__WHAT YOU WILL DO__
All of the lines below are to be transcribed faithfully, with pictures excluded from the copy.

__SUPPLIED MATERIAL__
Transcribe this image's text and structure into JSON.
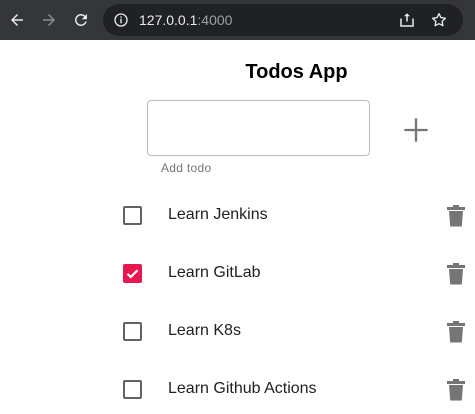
{
  "browser": {
    "url_host": "127.0.0.1",
    "url_port": ":4000",
    "icons": [
      "back-arrow-icon",
      "forward-arrow-icon",
      "reload-icon",
      "info-icon",
      "share-icon",
      "star-icon"
    ]
  },
  "app": {
    "title": "Todos App",
    "input": {
      "value": "",
      "helper": "Add todo"
    },
    "add_icon": "plus-icon"
  },
  "todos": [
    {
      "text": "Learn Jenkins",
      "done": false
    },
    {
      "text": "Learn GitLab",
      "done": true
    },
    {
      "text": "Learn K8s",
      "done": false
    },
    {
      "text": "Learn Github Actions",
      "done": false
    }
  ],
  "colors": {
    "checked_accent": "#e8174f",
    "browser_chrome": "#35363a",
    "icon_gray": "#757575"
  }
}
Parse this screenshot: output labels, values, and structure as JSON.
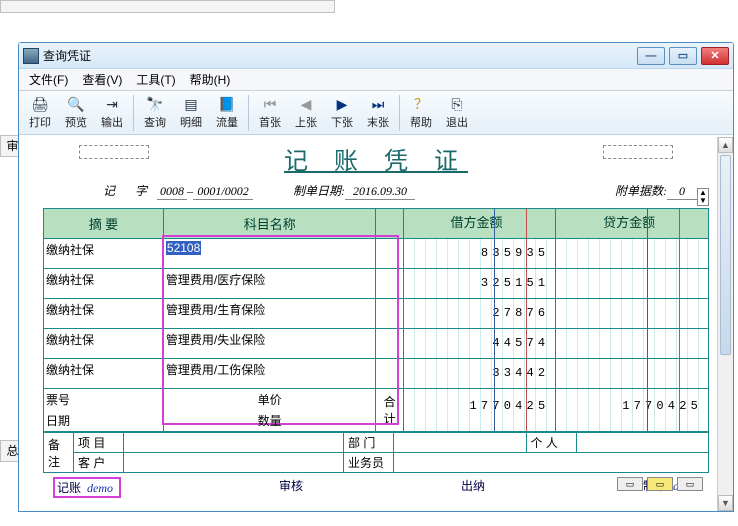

__RESULT FOR THIS EXERCISE__
Transcribe this image's text and structure into JSON.
{
  "browser": {
    "url_host": "127.0.0.1",
    "url_port": ":4000",
    "icons": [
      "back-arrow-icon",
      "forward-arrow-icon",
      "reload-icon",
      "info-icon",
      "share-icon",
      "star-icon"
    ]
  },
  "app": {
    "title": "Todos App",
    "input": {
      "value": "",
      "helper": "Add todo"
    },
    "add_icon": "plus-icon"
  },
  "todos": [
    {
      "text": "Learn Jenkins",
      "done": false
    },
    {
      "text": "Learn GitLab",
      "done": true
    },
    {
      "text": "Learn K8s",
      "done": false
    },
    {
      "text": "Learn Github Actions",
      "done": false
    }
  ],
  "colors": {
    "checked_accent": "#e8174f",
    "browser_chrome": "#35363a",
    "icon_gray": "#757575"
  }
}
Parse this screenshot: output labels, values, and structure as JSON.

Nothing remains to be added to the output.